Extrait du texte ->
···
MONTANT DES INDEMNITÉS VERSÉES
AU TITRE DE L'ABATTAGE DES BOVINS

CATÉGORIES DE BOVINS

Montant de base
(en euros)

Montant majoré
(en euros)

VEAUX DE MOINS DE 12 MOIS

300

450

JEUNES BOVINS

700

1 050

GÉNISSES DE 24 À 36 MOIS

900

1 350

VACHES DE PLUS DE 36 MOIS

1 300

1 950

Annexe à l'arrêté du 30 mars 2001 54 ( * )

Cas particulier de la compensation des pertes dues aux abattages préventifs réalisés sur des animaux entrés en contact avec des ovins britanniques au début 2001

A l'occasion de la récente crise, les pouvoirs publics ont fait procéder à l'abattage préventif des animaux « contacts » , ceux susceptibles d'avoir été au voisinage des animaux malades importés du Royaume Uni, même s'ils n'ont pas développé les signes cliniques de la maladie. Motivée par l'urgence et le danger de voir l'infection se disséminer, cette décision s'est appuyée sur un arrêté du 7 mars 2000 55 ( * ) qui détermine les conditions dans lesquelles sont indemnisés les animaux dont il prévoit l'abattage.

Ce texte ordonne la destruction de tous les animaux des espèces bovines, ovines, caprine et porcine détenus dans des exploitations qui ont :

- reçu des animaux bi-ongulés originaires du Royaume-Uni après le 31 janvier 2001 ;

- reçu des animaux suspects en provenance du Royaume Uni et ayant transité par un autre Etat membre, sauf si leur détenteur prouve que ces animaux n'ont pas été expédiés du Royaume-Uni après le 31 janvier 2001.

L'article 8 de l'arrêté prévoit que l'indemnisation au titre des animaux abattus appartenant à l'espèce ovine est plafonnée à 76,22 euros et qu'elle pourra être déterminée par le directeur des services vétérinaires (DSV) après examen de justificatifs comptables présentés par le propriétaire des animaux, ce qui signifie que le DSV aura la faculté de réduire le montant de cette estimation.

Quant à l'indemnisation versée, au titre de la destruction des carcasses d'ovins originaires du Royaume-Uni introduites en France entre le 1 er et le 20 février 2001, ainsi que celle correspondant à des carcasses d'ovins issus d'animaux originaires du Royaume-Uni introduits après le 31 janvier 2001 et abattus en France, elle est fixée forfaitairement à 45,73 euros , sous réserve de la présentation des justificatifs comptables relatifs à l'achat des animaux ou des carcasses.
···
Consignes ->
(1) D'après l'extrait sur les indemnités d'abattage, répondez brièvement :
(a) Quel est le montant majoré prévu pour les génisses de 24 à 36 mois ?
(b) Selon l'article 8 de l'arrêté, à combien est plafonnée l'indemnisation des animaux abattus de l'espèce ovine ?
(c) À quel montant forfaitaire est fixée l'indemnisation pour la destruction des carcasses d'ovins originaires du Royaume-Uni ?
(2) Poursuivez l'extrait sur les indemnités d'abattage après sa dernière phrase.

Données fournies ->
···
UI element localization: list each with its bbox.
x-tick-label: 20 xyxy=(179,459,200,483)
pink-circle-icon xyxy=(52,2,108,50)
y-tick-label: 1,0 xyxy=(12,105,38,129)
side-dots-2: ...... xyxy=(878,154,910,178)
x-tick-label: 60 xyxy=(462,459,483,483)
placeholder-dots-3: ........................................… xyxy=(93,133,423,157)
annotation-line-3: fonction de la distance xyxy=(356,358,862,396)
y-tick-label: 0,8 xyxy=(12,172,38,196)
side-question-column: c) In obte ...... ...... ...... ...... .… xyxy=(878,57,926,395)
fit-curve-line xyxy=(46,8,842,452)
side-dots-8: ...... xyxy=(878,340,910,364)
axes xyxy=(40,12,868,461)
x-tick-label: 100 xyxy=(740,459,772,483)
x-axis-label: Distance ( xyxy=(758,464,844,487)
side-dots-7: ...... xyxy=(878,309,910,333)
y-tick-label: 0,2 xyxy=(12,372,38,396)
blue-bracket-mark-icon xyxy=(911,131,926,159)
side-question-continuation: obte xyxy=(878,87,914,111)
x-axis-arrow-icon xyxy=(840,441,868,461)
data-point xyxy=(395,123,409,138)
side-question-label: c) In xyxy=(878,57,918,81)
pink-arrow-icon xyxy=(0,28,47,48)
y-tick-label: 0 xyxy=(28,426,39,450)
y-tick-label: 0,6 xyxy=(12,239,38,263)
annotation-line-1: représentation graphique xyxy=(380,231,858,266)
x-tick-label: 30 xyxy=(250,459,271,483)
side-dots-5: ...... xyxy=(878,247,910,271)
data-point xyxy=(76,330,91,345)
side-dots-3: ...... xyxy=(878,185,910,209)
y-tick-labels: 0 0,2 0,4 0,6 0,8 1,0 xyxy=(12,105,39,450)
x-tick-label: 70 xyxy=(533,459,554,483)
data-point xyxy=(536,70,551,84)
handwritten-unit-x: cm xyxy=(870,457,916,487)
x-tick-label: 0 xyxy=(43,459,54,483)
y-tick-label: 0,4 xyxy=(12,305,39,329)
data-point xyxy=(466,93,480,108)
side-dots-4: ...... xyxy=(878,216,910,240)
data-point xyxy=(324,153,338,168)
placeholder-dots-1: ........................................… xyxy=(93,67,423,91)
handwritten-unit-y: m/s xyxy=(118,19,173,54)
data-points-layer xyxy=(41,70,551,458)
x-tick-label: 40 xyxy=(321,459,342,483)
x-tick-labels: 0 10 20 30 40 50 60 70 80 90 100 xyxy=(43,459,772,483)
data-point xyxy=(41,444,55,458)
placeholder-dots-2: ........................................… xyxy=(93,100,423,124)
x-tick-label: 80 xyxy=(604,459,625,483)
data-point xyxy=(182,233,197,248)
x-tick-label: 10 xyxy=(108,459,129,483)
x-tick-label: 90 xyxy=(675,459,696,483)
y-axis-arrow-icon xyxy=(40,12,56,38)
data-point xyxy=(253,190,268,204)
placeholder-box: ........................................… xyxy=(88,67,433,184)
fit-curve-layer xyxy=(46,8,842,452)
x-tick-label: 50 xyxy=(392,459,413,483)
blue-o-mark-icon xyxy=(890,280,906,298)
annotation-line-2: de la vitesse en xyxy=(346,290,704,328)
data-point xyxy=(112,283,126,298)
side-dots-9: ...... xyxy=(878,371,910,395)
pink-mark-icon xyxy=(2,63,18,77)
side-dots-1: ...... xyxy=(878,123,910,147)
···
Réponses dans l'ordre ->
(1)
(a) 1 350 euros.
(b) 76,22 euros.
(c) 45,73 euros.

(2)
Au cours de son audition devant votre mission d'information le 5 juin 2001, le ministre de l'agriculture est convenu que l'institution d'un double régime d'indemnisation applicable pour partie aux animaux abattus sur des foyers et, pour partie aux animaux « contacts » n'était pas satisfaisant. Il a indiqué qu'il avait demandé un réexamen des mesures d'indemnisation au niveau interministériel. Votre mission d'information juge indispensable que les procédures d'indemnisation soient, en effet, réformées. Nul ne comprend pourquoi des animaux sacrifiés pour un même motif soient évalués selon un barème différent, d'autant plus que le décret de 1991 prévoit non pas une évaluation en vertu d'un barème, mais une évaluation à dire d'expert, en fonction de la valeur des animaux au jour de l'abattage .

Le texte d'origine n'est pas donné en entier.